WHAT IS ASKED
Set down the full listing exactly as given. Any pictures are to be left out.

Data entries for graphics
▼

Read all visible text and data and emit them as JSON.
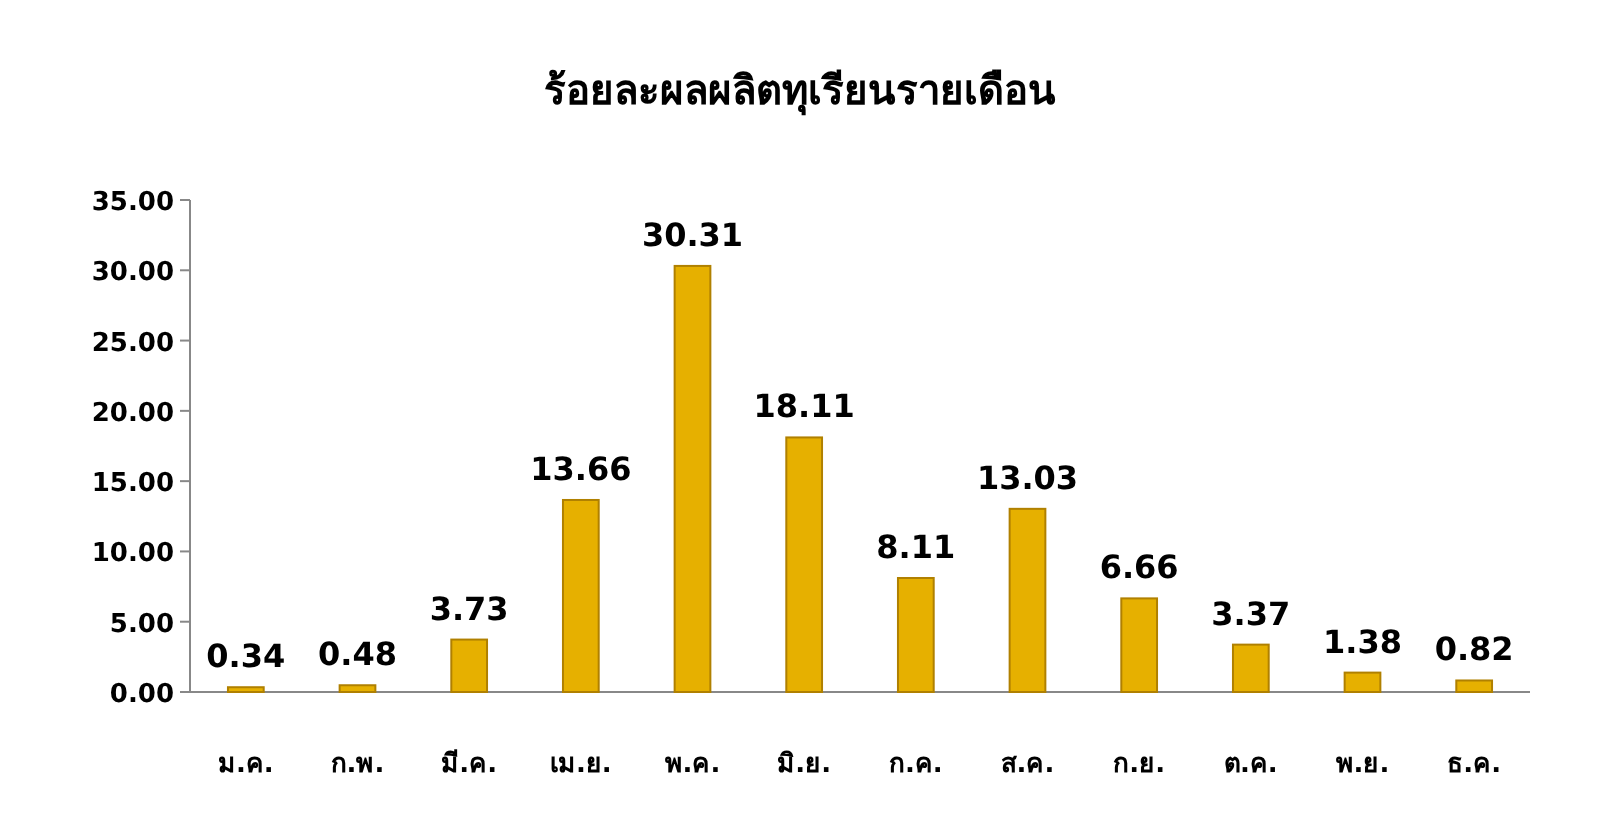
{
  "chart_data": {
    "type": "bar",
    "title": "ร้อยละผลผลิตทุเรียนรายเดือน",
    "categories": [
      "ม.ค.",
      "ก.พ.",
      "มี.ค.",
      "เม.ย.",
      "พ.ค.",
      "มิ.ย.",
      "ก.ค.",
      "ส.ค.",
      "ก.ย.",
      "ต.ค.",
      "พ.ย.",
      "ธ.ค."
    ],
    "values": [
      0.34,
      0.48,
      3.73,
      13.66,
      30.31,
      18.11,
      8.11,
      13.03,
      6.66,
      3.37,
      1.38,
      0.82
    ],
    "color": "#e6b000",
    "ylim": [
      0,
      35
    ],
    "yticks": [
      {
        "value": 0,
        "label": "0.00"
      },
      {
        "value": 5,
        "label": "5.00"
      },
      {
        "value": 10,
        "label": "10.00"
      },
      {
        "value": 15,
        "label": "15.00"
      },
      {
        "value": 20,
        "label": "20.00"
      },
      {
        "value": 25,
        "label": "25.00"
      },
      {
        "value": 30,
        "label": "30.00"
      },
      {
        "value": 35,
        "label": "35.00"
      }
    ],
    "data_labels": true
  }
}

▲

CORRECT ANSWER
Read all visible text and data and emit them as JSON.
{
  "chart_data": {
    "type": "bar",
    "title": "ร้อยละผลผลิตทุเรียนรายเดือน",
    "categories": [
      "ม.ค.",
      "ก.พ.",
      "มี.ค.",
      "เม.ย.",
      "พ.ค.",
      "มิ.ย.",
      "ก.ค.",
      "ส.ค.",
      "ก.ย.",
      "ต.ค.",
      "พ.ย.",
      "ธ.ค."
    ],
    "values": [
      0.34,
      0.48,
      3.73,
      13.66,
      30.31,
      18.11,
      8.11,
      13.03,
      6.66,
      3.37,
      1.38,
      0.82
    ],
    "color": "#e6b000",
    "ylim": [
      0,
      35
    ],
    "yticks": [
      {
        "value": 0,
        "label": "0.00"
      },
      {
        "value": 5,
        "label": "5.00"
      },
      {
        "value": 10,
        "label": "10.00"
      },
      {
        "value": 15,
        "label": "15.00"
      },
      {
        "value": 20,
        "label": "20.00"
      },
      {
        "value": 25,
        "label": "25.00"
      },
      {
        "value": 30,
        "label": "30.00"
      },
      {
        "value": 35,
        "label": "35.00"
      }
    ],
    "data_labels": true
  }
}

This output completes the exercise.